== DATA LISTING
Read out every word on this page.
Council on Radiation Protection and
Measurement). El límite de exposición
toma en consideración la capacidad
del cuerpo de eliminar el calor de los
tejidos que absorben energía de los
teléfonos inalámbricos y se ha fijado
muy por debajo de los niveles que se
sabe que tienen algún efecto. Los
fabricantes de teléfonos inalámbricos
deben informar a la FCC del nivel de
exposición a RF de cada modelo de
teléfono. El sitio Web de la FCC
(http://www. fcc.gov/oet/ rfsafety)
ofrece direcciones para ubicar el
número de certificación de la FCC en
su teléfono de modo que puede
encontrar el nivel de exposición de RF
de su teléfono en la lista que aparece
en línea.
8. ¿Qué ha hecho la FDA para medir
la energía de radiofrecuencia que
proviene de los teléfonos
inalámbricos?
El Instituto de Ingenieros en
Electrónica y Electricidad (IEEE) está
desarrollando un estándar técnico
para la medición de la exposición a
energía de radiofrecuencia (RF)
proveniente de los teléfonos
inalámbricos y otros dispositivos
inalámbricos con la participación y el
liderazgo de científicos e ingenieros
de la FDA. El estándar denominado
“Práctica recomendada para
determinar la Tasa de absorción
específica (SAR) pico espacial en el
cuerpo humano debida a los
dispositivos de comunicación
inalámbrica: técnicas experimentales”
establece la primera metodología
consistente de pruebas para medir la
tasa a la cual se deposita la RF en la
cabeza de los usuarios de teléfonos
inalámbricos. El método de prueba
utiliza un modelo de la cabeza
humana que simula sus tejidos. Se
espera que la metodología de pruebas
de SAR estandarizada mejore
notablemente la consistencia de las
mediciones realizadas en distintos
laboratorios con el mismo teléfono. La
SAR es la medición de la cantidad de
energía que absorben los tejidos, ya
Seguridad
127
====
Transcribe the whole listing exactly.

- SOLUTION TO THIS PROBLEM -
Read out every word on this page.
Council on Radiation Protection and
Measurement). El límite de exposición
toma en consideración la capacidad
del cuerpo de eliminar el calor de los
tejidos que absorben energía de los
teléfonos inalámbricos y se ha fijado
muy por debajo de los niveles que se
sabe que tienen algún efecto. Los
fabricantes de teléfonos inalámbricos
deben informar a la FCC del nivel de
exposición a RF de cada modelo de
teléfono. El sitio Web de la FCC
(http://www. fcc.gov/oet/ rfsafety)
ofrece direcciones para ubicar el
número de certificación de la FCC en
su teléfono de modo que puede
encontrar el nivel de exposición de RF
de su teléfono en la lista que aparece
en línea.
8. ¿Qué ha hecho la FDA para medir
la energía de radiofrecuencia que
proviene de los teléfonos
inalámbricos?
El Instituto de Ingenieros en
Electrónica y Electricidad (IEEE) está
desarrollando un estándar técnico
para la medición de la exposición a
energía de radiofrecuencia (RF)
proveniente de los teléfonos
inalámbricos y otros dispositivos
inalámbricos con la participación y el
liderazgo de científicos e ingenieros
de la FDA. El estándar denominado
“Práctica recomendada para
determinar la Tasa de absorción
específica (SAR) pico espacial en el
cuerpo humano debida a los
dispositivos de comunicación
inalámbrica: técnicas experimentales”
establece la primera metodología
consistente de pruebas para medir la
tasa a la cual se deposita la RF en la
cabeza de los usuarios de teléfonos
inalámbricos. El método de prueba
utiliza un modelo de la cabeza
humana que simula sus tejidos. Se
espera que la metodología de pruebas
de SAR estandarizada mejore
notablemente la consistencia de las
mediciones realizadas en distintos
laboratorios con el mismo teléfono. La
SAR es la medición de la cantidad de
energía que absorben los tejidos, ya
Seguridad
127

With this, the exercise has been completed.